Task data:
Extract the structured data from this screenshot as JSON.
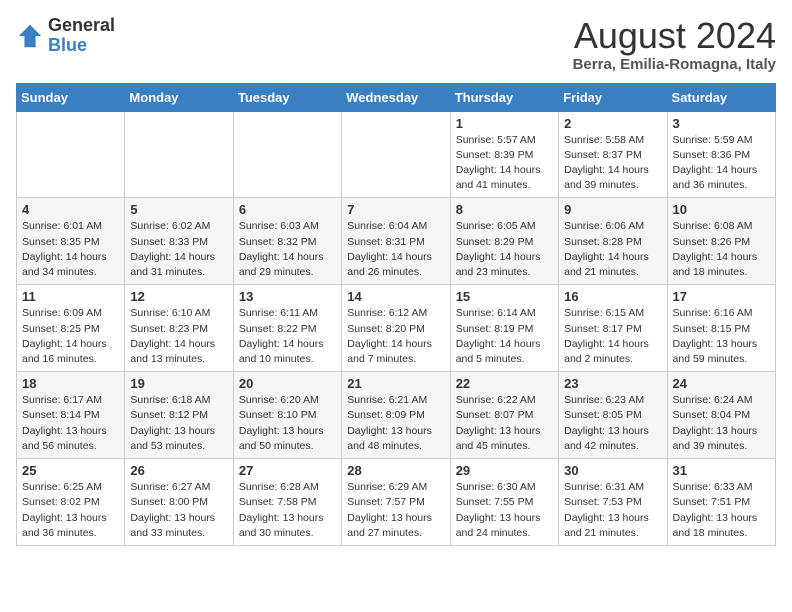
{
  "header": {
    "logo_general": "General",
    "logo_blue": "Blue",
    "month_year": "August 2024",
    "location": "Berra, Emilia-Romagna, Italy"
  },
  "days_of_week": [
    "Sunday",
    "Monday",
    "Tuesday",
    "Wednesday",
    "Thursday",
    "Friday",
    "Saturday"
  ],
  "weeks": [
    [
      {
        "day": "",
        "info": ""
      },
      {
        "day": "",
        "info": ""
      },
      {
        "day": "",
        "info": ""
      },
      {
        "day": "",
        "info": ""
      },
      {
        "day": "1",
        "info": "Sunrise: 5:57 AM\nSunset: 8:39 PM\nDaylight: 14 hours\nand 41 minutes."
      },
      {
        "day": "2",
        "info": "Sunrise: 5:58 AM\nSunset: 8:37 PM\nDaylight: 14 hours\nand 39 minutes."
      },
      {
        "day": "3",
        "info": "Sunrise: 5:59 AM\nSunset: 8:36 PM\nDaylight: 14 hours\nand 36 minutes."
      }
    ],
    [
      {
        "day": "4",
        "info": "Sunrise: 6:01 AM\nSunset: 8:35 PM\nDaylight: 14 hours\nand 34 minutes."
      },
      {
        "day": "5",
        "info": "Sunrise: 6:02 AM\nSunset: 8:33 PM\nDaylight: 14 hours\nand 31 minutes."
      },
      {
        "day": "6",
        "info": "Sunrise: 6:03 AM\nSunset: 8:32 PM\nDaylight: 14 hours\nand 29 minutes."
      },
      {
        "day": "7",
        "info": "Sunrise: 6:04 AM\nSunset: 8:31 PM\nDaylight: 14 hours\nand 26 minutes."
      },
      {
        "day": "8",
        "info": "Sunrise: 6:05 AM\nSunset: 8:29 PM\nDaylight: 14 hours\nand 23 minutes."
      },
      {
        "day": "9",
        "info": "Sunrise: 6:06 AM\nSunset: 8:28 PM\nDaylight: 14 hours\nand 21 minutes."
      },
      {
        "day": "10",
        "info": "Sunrise: 6:08 AM\nSunset: 8:26 PM\nDaylight: 14 hours\nand 18 minutes."
      }
    ],
    [
      {
        "day": "11",
        "info": "Sunrise: 6:09 AM\nSunset: 8:25 PM\nDaylight: 14 hours\nand 16 minutes."
      },
      {
        "day": "12",
        "info": "Sunrise: 6:10 AM\nSunset: 8:23 PM\nDaylight: 14 hours\nand 13 minutes."
      },
      {
        "day": "13",
        "info": "Sunrise: 6:11 AM\nSunset: 8:22 PM\nDaylight: 14 hours\nand 10 minutes."
      },
      {
        "day": "14",
        "info": "Sunrise: 6:12 AM\nSunset: 8:20 PM\nDaylight: 14 hours\nand 7 minutes."
      },
      {
        "day": "15",
        "info": "Sunrise: 6:14 AM\nSunset: 8:19 PM\nDaylight: 14 hours\nand 5 minutes."
      },
      {
        "day": "16",
        "info": "Sunrise: 6:15 AM\nSunset: 8:17 PM\nDaylight: 14 hours\nand 2 minutes."
      },
      {
        "day": "17",
        "info": "Sunrise: 6:16 AM\nSunset: 8:15 PM\nDaylight: 13 hours\nand 59 minutes."
      }
    ],
    [
      {
        "day": "18",
        "info": "Sunrise: 6:17 AM\nSunset: 8:14 PM\nDaylight: 13 hours\nand 56 minutes."
      },
      {
        "day": "19",
        "info": "Sunrise: 6:18 AM\nSunset: 8:12 PM\nDaylight: 13 hours\nand 53 minutes."
      },
      {
        "day": "20",
        "info": "Sunrise: 6:20 AM\nSunset: 8:10 PM\nDaylight: 13 hours\nand 50 minutes."
      },
      {
        "day": "21",
        "info": "Sunrise: 6:21 AM\nSunset: 8:09 PM\nDaylight: 13 hours\nand 48 minutes."
      },
      {
        "day": "22",
        "info": "Sunrise: 6:22 AM\nSunset: 8:07 PM\nDaylight: 13 hours\nand 45 minutes."
      },
      {
        "day": "23",
        "info": "Sunrise: 6:23 AM\nSunset: 8:05 PM\nDaylight: 13 hours\nand 42 minutes."
      },
      {
        "day": "24",
        "info": "Sunrise: 6:24 AM\nSunset: 8:04 PM\nDaylight: 13 hours\nand 39 minutes."
      }
    ],
    [
      {
        "day": "25",
        "info": "Sunrise: 6:25 AM\nSunset: 8:02 PM\nDaylight: 13 hours\nand 36 minutes."
      },
      {
        "day": "26",
        "info": "Sunrise: 6:27 AM\nSunset: 8:00 PM\nDaylight: 13 hours\nand 33 minutes."
      },
      {
        "day": "27",
        "info": "Sunrise: 6:28 AM\nSunset: 7:58 PM\nDaylight: 13 hours\nand 30 minutes."
      },
      {
        "day": "28",
        "info": "Sunrise: 6:29 AM\nSunset: 7:57 PM\nDaylight: 13 hours\nand 27 minutes."
      },
      {
        "day": "29",
        "info": "Sunrise: 6:30 AM\nSunset: 7:55 PM\nDaylight: 13 hours\nand 24 minutes."
      },
      {
        "day": "30",
        "info": "Sunrise: 6:31 AM\nSunset: 7:53 PM\nDaylight: 13 hours\nand 21 minutes."
      },
      {
        "day": "31",
        "info": "Sunrise: 6:33 AM\nSunset: 7:51 PM\nDaylight: 13 hours\nand 18 minutes."
      }
    ]
  ]
}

Task directions: Give back every line exactly as it stands, pictures excluded.

Solution to the exercise:
Extract the structured data from this screenshot as JSON.
{
  "header": {
    "logo_general": "General",
    "logo_blue": "Blue",
    "month_year": "August 2024",
    "location": "Berra, Emilia-Romagna, Italy"
  },
  "days_of_week": [
    "Sunday",
    "Monday",
    "Tuesday",
    "Wednesday",
    "Thursday",
    "Friday",
    "Saturday"
  ],
  "weeks": [
    [
      {
        "day": "",
        "info": ""
      },
      {
        "day": "",
        "info": ""
      },
      {
        "day": "",
        "info": ""
      },
      {
        "day": "",
        "info": ""
      },
      {
        "day": "1",
        "info": "Sunrise: 5:57 AM\nSunset: 8:39 PM\nDaylight: 14 hours\nand 41 minutes."
      },
      {
        "day": "2",
        "info": "Sunrise: 5:58 AM\nSunset: 8:37 PM\nDaylight: 14 hours\nand 39 minutes."
      },
      {
        "day": "3",
        "info": "Sunrise: 5:59 AM\nSunset: 8:36 PM\nDaylight: 14 hours\nand 36 minutes."
      }
    ],
    [
      {
        "day": "4",
        "info": "Sunrise: 6:01 AM\nSunset: 8:35 PM\nDaylight: 14 hours\nand 34 minutes."
      },
      {
        "day": "5",
        "info": "Sunrise: 6:02 AM\nSunset: 8:33 PM\nDaylight: 14 hours\nand 31 minutes."
      },
      {
        "day": "6",
        "info": "Sunrise: 6:03 AM\nSunset: 8:32 PM\nDaylight: 14 hours\nand 29 minutes."
      },
      {
        "day": "7",
        "info": "Sunrise: 6:04 AM\nSunset: 8:31 PM\nDaylight: 14 hours\nand 26 minutes."
      },
      {
        "day": "8",
        "info": "Sunrise: 6:05 AM\nSunset: 8:29 PM\nDaylight: 14 hours\nand 23 minutes."
      },
      {
        "day": "9",
        "info": "Sunrise: 6:06 AM\nSunset: 8:28 PM\nDaylight: 14 hours\nand 21 minutes."
      },
      {
        "day": "10",
        "info": "Sunrise: 6:08 AM\nSunset: 8:26 PM\nDaylight: 14 hours\nand 18 minutes."
      }
    ],
    [
      {
        "day": "11",
        "info": "Sunrise: 6:09 AM\nSunset: 8:25 PM\nDaylight: 14 hours\nand 16 minutes."
      },
      {
        "day": "12",
        "info": "Sunrise: 6:10 AM\nSunset: 8:23 PM\nDaylight: 14 hours\nand 13 minutes."
      },
      {
        "day": "13",
        "info": "Sunrise: 6:11 AM\nSunset: 8:22 PM\nDaylight: 14 hours\nand 10 minutes."
      },
      {
        "day": "14",
        "info": "Sunrise: 6:12 AM\nSunset: 8:20 PM\nDaylight: 14 hours\nand 7 minutes."
      },
      {
        "day": "15",
        "info": "Sunrise: 6:14 AM\nSunset: 8:19 PM\nDaylight: 14 hours\nand 5 minutes."
      },
      {
        "day": "16",
        "info": "Sunrise: 6:15 AM\nSunset: 8:17 PM\nDaylight: 14 hours\nand 2 minutes."
      },
      {
        "day": "17",
        "info": "Sunrise: 6:16 AM\nSunset: 8:15 PM\nDaylight: 13 hours\nand 59 minutes."
      }
    ],
    [
      {
        "day": "18",
        "info": "Sunrise: 6:17 AM\nSunset: 8:14 PM\nDaylight: 13 hours\nand 56 minutes."
      },
      {
        "day": "19",
        "info": "Sunrise: 6:18 AM\nSunset: 8:12 PM\nDaylight: 13 hours\nand 53 minutes."
      },
      {
        "day": "20",
        "info": "Sunrise: 6:20 AM\nSunset: 8:10 PM\nDaylight: 13 hours\nand 50 minutes."
      },
      {
        "day": "21",
        "info": "Sunrise: 6:21 AM\nSunset: 8:09 PM\nDaylight: 13 hours\nand 48 minutes."
      },
      {
        "day": "22",
        "info": "Sunrise: 6:22 AM\nSunset: 8:07 PM\nDaylight: 13 hours\nand 45 minutes."
      },
      {
        "day": "23",
        "info": "Sunrise: 6:23 AM\nSunset: 8:05 PM\nDaylight: 13 hours\nand 42 minutes."
      },
      {
        "day": "24",
        "info": "Sunrise: 6:24 AM\nSunset: 8:04 PM\nDaylight: 13 hours\nand 39 minutes."
      }
    ],
    [
      {
        "day": "25",
        "info": "Sunrise: 6:25 AM\nSunset: 8:02 PM\nDaylight: 13 hours\nand 36 minutes."
      },
      {
        "day": "26",
        "info": "Sunrise: 6:27 AM\nSunset: 8:00 PM\nDaylight: 13 hours\nand 33 minutes."
      },
      {
        "day": "27",
        "info": "Sunrise: 6:28 AM\nSunset: 7:58 PM\nDaylight: 13 hours\nand 30 minutes."
      },
      {
        "day": "28",
        "info": "Sunrise: 6:29 AM\nSunset: 7:57 PM\nDaylight: 13 hours\nand 27 minutes."
      },
      {
        "day": "29",
        "info": "Sunrise: 6:30 AM\nSunset: 7:55 PM\nDaylight: 13 hours\nand 24 minutes."
      },
      {
        "day": "30",
        "info": "Sunrise: 6:31 AM\nSunset: 7:53 PM\nDaylight: 13 hours\nand 21 minutes."
      },
      {
        "day": "31",
        "info": "Sunrise: 6:33 AM\nSunset: 7:51 PM\nDaylight: 13 hours\nand 18 minutes."
      }
    ]
  ]
}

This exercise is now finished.